__AIM OF THE TASK__. Only a number is wanted: how many lines in the records below contain "this"?

__TASK MATERIAL__.
* * *
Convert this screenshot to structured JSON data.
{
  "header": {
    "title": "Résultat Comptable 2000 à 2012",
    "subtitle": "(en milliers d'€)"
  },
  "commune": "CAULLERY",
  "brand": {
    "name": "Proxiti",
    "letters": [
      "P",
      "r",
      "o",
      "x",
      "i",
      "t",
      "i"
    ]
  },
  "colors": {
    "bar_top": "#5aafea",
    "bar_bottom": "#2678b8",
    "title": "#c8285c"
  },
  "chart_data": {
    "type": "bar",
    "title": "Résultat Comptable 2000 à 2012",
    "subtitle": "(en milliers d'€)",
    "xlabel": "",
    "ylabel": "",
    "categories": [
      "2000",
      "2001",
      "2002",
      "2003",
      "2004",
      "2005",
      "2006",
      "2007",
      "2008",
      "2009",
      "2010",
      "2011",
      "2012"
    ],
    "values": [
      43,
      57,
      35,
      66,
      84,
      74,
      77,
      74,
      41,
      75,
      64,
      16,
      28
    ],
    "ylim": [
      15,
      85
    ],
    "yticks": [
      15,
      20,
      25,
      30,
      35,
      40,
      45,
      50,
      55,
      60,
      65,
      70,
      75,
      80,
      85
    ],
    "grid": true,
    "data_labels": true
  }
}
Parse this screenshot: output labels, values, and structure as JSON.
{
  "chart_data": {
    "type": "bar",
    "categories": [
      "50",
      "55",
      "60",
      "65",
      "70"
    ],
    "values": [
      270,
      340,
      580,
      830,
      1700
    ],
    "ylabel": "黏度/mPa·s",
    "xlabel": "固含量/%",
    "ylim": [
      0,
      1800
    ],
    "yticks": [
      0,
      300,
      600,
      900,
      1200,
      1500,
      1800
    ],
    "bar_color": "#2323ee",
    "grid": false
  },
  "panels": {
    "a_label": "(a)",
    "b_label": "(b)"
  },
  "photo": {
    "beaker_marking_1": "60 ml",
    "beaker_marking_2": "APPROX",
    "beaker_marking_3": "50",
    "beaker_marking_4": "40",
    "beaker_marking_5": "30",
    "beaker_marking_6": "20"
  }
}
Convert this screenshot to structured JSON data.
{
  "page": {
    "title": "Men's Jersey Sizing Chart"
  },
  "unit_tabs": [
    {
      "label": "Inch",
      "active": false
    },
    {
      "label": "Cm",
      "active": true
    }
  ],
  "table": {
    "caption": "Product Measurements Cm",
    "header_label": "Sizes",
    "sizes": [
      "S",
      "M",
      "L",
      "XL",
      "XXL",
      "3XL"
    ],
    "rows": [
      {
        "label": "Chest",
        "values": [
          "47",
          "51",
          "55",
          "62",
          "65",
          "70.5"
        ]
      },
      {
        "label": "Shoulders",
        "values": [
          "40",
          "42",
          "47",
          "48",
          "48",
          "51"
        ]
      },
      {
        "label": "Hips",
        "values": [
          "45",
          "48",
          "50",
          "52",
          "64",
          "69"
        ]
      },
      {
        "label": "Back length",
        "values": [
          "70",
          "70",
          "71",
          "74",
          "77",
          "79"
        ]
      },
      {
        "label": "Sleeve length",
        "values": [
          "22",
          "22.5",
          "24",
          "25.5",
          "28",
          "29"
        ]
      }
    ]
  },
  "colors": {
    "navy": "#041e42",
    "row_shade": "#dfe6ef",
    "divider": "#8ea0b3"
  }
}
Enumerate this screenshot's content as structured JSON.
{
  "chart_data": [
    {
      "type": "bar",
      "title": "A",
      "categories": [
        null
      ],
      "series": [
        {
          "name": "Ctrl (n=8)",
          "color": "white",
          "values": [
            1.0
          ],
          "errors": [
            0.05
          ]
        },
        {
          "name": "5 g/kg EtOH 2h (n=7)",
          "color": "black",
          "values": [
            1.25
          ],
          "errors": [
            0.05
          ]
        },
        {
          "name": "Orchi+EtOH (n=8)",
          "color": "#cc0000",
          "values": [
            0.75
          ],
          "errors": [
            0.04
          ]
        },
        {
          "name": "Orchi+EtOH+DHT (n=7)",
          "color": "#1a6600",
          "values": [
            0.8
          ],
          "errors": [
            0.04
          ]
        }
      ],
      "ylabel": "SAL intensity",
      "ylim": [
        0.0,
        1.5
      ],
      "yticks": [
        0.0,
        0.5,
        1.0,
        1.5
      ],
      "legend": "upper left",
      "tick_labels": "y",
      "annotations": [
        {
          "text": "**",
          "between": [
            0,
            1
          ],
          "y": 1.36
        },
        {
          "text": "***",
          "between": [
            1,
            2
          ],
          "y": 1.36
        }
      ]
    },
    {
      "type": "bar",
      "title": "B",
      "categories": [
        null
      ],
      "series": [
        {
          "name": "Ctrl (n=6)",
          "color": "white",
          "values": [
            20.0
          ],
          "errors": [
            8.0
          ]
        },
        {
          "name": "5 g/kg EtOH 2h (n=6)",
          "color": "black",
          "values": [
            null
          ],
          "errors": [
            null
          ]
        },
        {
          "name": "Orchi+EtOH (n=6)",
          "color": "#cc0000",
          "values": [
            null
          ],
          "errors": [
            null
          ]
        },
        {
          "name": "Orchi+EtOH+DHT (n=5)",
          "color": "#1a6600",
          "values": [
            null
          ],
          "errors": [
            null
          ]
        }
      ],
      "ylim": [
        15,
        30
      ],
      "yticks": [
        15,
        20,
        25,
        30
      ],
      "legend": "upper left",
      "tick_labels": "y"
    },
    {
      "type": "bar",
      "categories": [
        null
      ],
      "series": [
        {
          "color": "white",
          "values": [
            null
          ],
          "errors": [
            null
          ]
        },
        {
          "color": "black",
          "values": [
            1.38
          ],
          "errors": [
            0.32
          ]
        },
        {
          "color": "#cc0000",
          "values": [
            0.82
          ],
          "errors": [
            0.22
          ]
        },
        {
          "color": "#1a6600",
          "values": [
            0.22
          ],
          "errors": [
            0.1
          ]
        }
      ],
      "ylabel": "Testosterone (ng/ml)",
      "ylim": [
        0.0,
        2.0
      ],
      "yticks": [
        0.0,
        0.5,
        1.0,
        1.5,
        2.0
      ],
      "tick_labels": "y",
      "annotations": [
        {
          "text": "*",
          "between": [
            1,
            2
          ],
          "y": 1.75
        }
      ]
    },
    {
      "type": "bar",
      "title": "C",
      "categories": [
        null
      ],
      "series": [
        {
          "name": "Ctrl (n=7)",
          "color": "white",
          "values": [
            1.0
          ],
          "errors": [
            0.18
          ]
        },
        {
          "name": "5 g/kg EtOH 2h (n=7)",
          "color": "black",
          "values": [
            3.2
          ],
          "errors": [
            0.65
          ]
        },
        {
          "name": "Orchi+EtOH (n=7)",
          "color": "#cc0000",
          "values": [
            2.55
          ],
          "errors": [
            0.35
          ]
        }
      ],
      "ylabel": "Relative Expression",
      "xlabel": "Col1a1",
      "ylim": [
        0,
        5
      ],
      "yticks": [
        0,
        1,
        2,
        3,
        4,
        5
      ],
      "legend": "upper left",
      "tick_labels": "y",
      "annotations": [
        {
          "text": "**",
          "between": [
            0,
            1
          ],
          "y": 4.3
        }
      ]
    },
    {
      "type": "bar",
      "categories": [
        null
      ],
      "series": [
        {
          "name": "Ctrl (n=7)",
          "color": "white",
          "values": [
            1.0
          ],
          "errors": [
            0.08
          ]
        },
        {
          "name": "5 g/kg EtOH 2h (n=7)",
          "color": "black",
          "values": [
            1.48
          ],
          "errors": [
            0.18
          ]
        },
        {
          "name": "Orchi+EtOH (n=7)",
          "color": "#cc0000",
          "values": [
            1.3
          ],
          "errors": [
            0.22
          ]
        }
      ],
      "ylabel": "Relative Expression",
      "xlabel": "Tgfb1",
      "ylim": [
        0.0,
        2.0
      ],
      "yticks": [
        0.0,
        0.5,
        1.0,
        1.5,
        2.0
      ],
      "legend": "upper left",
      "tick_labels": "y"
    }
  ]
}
* * *
__TASK RESPONSE__. 4